■ TASK OBJECTIVE
Retype every line of the listing below without any changes.

Stored dataset items:
"""

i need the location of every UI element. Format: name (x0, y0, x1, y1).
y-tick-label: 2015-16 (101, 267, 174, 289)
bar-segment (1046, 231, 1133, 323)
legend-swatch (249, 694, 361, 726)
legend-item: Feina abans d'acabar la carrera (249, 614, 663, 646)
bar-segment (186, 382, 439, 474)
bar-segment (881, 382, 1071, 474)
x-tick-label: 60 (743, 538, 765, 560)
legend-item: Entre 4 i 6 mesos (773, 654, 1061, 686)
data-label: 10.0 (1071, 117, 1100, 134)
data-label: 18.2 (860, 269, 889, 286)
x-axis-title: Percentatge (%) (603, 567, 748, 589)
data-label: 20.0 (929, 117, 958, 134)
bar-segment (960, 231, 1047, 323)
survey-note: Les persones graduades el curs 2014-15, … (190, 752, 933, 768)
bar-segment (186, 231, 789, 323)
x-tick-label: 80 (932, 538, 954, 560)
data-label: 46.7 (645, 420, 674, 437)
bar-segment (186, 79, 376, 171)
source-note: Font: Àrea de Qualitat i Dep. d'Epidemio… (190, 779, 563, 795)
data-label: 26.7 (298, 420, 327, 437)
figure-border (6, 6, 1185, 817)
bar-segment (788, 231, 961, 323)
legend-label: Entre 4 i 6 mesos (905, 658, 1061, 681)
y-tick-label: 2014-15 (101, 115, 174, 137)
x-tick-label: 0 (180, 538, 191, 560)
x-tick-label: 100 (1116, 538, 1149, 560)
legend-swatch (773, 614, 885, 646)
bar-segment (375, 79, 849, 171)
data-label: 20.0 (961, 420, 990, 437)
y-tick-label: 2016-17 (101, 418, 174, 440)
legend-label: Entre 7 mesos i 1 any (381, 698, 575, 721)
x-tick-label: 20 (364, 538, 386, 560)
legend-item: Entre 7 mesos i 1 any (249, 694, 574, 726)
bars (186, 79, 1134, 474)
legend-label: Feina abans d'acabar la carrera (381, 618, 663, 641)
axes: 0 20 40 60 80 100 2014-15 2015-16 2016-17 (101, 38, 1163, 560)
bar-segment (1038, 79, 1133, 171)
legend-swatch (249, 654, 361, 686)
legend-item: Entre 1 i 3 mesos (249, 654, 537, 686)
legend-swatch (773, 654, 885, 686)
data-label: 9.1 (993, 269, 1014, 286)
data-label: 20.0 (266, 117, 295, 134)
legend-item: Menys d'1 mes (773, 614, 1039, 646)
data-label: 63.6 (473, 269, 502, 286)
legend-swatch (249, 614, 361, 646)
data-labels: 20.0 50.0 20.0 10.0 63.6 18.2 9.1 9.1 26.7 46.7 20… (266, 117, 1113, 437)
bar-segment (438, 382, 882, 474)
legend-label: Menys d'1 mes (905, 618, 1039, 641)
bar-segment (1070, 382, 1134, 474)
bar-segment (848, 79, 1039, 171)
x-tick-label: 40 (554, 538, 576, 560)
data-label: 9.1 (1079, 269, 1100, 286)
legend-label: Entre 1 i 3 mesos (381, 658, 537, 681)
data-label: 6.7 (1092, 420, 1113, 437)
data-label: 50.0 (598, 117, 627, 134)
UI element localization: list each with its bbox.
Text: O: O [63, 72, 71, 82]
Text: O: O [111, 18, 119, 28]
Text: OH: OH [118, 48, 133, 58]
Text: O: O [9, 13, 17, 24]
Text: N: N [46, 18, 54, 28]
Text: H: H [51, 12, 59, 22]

"""

■ FINISHED ANSWER
i need the location of every UI element. Format: name (x0, y0, x1, y1).
y-tick-label: 2015-16 (101, 267, 174, 289)
bar-segment (1046, 231, 1133, 323)
legend-swatch (249, 694, 361, 726)
legend-item: Feina abans d'acabar la carrera (249, 614, 663, 646)
bar-segment (186, 382, 439, 474)
bar-segment (881, 382, 1071, 474)
x-tick-label: 60 (743, 538, 765, 560)
legend-item: Entre 4 i 6 mesos (773, 654, 1061, 686)
data-label: 10.0 (1071, 117, 1100, 134)
data-label: 18.2 (860, 269, 889, 286)
x-axis-title: Percentatge (%) (603, 567, 748, 589)
data-label: 20.0 (929, 117, 958, 134)
bar-segment (960, 231, 1047, 323)
survey-note: Les persones graduades el curs 2014-15, … (190, 752, 933, 768)
bar-segment (186, 231, 789, 323)
x-tick-label: 80 (932, 538, 954, 560)
data-label: 46.7 (645, 420, 674, 437)
bar-segment (186, 79, 376, 171)
source-note: Font: Àrea de Qualitat i Dep. d'Epidemio… (190, 779, 563, 795)
data-label: 26.7 (298, 420, 327, 437)
figure-border (6, 6, 1185, 817)
bar-segment (788, 231, 961, 323)
legend-label: Entre 4 i 6 mesos (905, 658, 1061, 681)
y-tick-label: 2014-15 (101, 115, 174, 137)
x-tick-label: 0 (180, 538, 191, 560)
x-tick-label: 100 (1116, 538, 1149, 560)
legend-swatch (773, 614, 885, 646)
bar-segment (375, 79, 849, 171)
data-label: 20.0 (961, 420, 990, 437)
y-tick-label: 2016-17 (101, 418, 174, 440)
legend-label: Entre 7 mesos i 1 any (381, 698, 575, 721)
x-tick-label: 20 (364, 538, 386, 560)
legend-item: Entre 7 mesos i 1 any (249, 694, 574, 726)
bars (186, 79, 1134, 474)
legend-label: Feina abans d'acabar la carrera (381, 618, 663, 641)
axes: 0 20 40 60 80 100 2014-15 2015-16 2016-17 (101, 38, 1163, 560)
bar-segment (1038, 79, 1133, 171)
legend-swatch (249, 654, 361, 686)
legend-item: Entre 1 i 3 mesos (249, 654, 537, 686)
legend-swatch (773, 654, 885, 686)
data-label: 9.1 (993, 269, 1014, 286)
data-label: 20.0 (266, 117, 295, 134)
legend-item: Menys d'1 mes (773, 614, 1039, 646)
data-label: 63.6 (473, 269, 502, 286)
legend-swatch (249, 614, 361, 646)
data-labels: 20.0 50.0 20.0 10.0 63.6 18.2 9.1 9.1 26.7 46.7 20… (266, 117, 1113, 437)
bar-segment (438, 382, 882, 474)
legend-label: Menys d'1 mes (905, 618, 1039, 641)
bar-segment (1070, 382, 1134, 474)
bar-segment (848, 79, 1039, 171)
x-tick-label: 40 (554, 538, 576, 560)
data-label: 9.1 (1079, 269, 1100, 286)
legend-label: Entre 1 i 3 mesos (381, 658, 537, 681)
data-label: 6.7 (1092, 420, 1113, 437)
data-label: 50.0 (598, 117, 627, 134)
UI element localization: list each with its bbox.
Text: O: O [63, 72, 71, 82]
Text: O: O [111, 18, 119, 28]
Text: OH: OH [118, 48, 133, 58]
Text: O: O [9, 13, 17, 24]
Text: N: N [46, 18, 54, 28]
Text: H: H [51, 12, 59, 22]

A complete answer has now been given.